— Start of WORKING DATA —

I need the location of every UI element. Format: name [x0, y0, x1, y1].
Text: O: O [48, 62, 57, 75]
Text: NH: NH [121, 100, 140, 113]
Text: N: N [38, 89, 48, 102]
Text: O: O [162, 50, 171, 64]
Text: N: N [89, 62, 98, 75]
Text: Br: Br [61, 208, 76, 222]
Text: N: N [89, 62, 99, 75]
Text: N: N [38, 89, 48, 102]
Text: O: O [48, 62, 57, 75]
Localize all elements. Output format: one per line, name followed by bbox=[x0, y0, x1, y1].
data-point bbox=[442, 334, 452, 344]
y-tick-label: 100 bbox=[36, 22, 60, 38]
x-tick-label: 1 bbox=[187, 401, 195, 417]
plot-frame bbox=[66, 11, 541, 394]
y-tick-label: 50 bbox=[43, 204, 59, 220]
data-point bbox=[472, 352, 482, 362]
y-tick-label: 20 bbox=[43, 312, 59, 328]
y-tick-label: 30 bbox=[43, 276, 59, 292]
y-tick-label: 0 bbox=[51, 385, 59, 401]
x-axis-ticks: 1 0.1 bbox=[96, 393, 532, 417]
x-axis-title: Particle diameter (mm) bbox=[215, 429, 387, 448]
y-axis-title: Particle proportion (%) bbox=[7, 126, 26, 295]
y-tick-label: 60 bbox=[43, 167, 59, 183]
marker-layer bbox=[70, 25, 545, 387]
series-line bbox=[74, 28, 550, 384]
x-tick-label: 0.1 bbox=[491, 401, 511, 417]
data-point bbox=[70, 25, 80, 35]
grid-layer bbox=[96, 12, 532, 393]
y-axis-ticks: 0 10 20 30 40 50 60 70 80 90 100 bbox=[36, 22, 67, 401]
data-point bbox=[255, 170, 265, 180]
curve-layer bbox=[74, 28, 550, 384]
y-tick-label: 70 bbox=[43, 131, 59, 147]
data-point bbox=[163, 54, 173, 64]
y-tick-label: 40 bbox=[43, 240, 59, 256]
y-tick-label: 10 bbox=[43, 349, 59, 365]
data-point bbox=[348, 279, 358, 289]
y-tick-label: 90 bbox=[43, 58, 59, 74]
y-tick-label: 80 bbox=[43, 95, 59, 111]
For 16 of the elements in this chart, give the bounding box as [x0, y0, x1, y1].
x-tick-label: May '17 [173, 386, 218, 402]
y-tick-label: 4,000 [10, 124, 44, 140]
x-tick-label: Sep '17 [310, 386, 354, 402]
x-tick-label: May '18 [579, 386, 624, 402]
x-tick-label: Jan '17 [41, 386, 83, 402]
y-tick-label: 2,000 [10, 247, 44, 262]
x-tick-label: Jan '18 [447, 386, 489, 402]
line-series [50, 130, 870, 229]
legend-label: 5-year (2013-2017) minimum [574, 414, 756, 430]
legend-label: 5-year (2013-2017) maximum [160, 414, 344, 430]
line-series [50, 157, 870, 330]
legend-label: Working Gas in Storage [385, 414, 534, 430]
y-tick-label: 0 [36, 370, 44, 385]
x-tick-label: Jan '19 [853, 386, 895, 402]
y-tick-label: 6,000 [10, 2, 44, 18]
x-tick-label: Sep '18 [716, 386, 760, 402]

— End of WORKING DATA —

TASK PROMPT:
Rewrite all of the items above with "bounding box" changed to "coordinates" and every other word left unchanged.

RESULT OF THIS TASK:
I need the location of every UI element. Format: name [x0, y0, x1, y1].
Text: O: O [48, 62, 57, 75]
Text: NH: NH [121, 100, 140, 113]
Text: N: N [38, 89, 48, 102]
Text: O: O [162, 50, 171, 64]
Text: N: N [89, 62, 98, 75]
Text: Br: Br [61, 208, 76, 222]
Text: N: N [89, 62, 99, 75]
Text: N: N [38, 89, 48, 102]
Text: O: O [48, 62, 57, 75]
Localize all elements. Output format: one per line, name followed by bbox=[x0, y0, x1, y1].
data-point bbox=[442, 334, 452, 344]
y-tick-label: 100 bbox=[36, 22, 60, 38]
x-tick-label: 1 bbox=[187, 401, 195, 417]
plot-frame bbox=[66, 11, 541, 394]
y-tick-label: 50 bbox=[43, 204, 59, 220]
data-point bbox=[472, 352, 482, 362]
y-tick-label: 20 bbox=[43, 312, 59, 328]
y-tick-label: 30 bbox=[43, 276, 59, 292]
y-tick-label: 0 bbox=[51, 385, 59, 401]
x-axis-ticks: 1 0.1 bbox=[96, 393, 532, 417]
x-axis-title: Particle diameter (mm) bbox=[215, 429, 387, 448]
y-axis-title: Particle proportion (%) bbox=[7, 126, 26, 295]
y-tick-label: 60 bbox=[43, 167, 59, 183]
marker-layer bbox=[70, 25, 545, 387]
series-line bbox=[74, 28, 550, 384]
x-tick-label: 0.1 bbox=[491, 401, 511, 417]
data-point bbox=[70, 25, 80, 35]
grid-layer bbox=[96, 12, 532, 393]
y-axis-ticks: 0 10 20 30 40 50 60 70 80 90 100 bbox=[36, 22, 67, 401]
data-point bbox=[255, 170, 265, 180]
curve-layer bbox=[74, 28, 550, 384]
y-tick-label: 70 bbox=[43, 131, 59, 147]
data-point bbox=[163, 54, 173, 64]
y-tick-label: 40 bbox=[43, 240, 59, 256]
y-tick-label: 10 bbox=[43, 349, 59, 365]
data-point bbox=[348, 279, 358, 289]
y-tick-label: 90 bbox=[43, 58, 59, 74]
y-tick-label: 80 bbox=[43, 95, 59, 111]
For 16 of the elements in this chart, give the coordinates as [x0, y0, x1, y1].
x-tick-label: May '17 [173, 386, 218, 402]
y-tick-label: 4,000 [10, 124, 44, 140]
x-tick-label: Sep '17 [310, 386, 354, 402]
x-tick-label: May '18 [579, 386, 624, 402]
x-tick-label: Jan '17 [41, 386, 83, 402]
y-tick-label: 2,000 [10, 247, 44, 262]
x-tick-label: Jan '18 [447, 386, 489, 402]
line-series [50, 130, 870, 229]
legend-label: 5-year (2013-2017) minimum [574, 414, 756, 430]
legend-label: 5-year (2013-2017) maximum [160, 414, 344, 430]
line-series [50, 157, 870, 330]
legend-label: Working Gas in Storage [385, 414, 534, 430]
y-tick-label: 0 [36, 370, 44, 385]
x-tick-label: Jan '19 [853, 386, 895, 402]
y-tick-label: 6,000 [10, 2, 44, 18]
x-tick-label: Sep '18 [716, 386, 760, 402]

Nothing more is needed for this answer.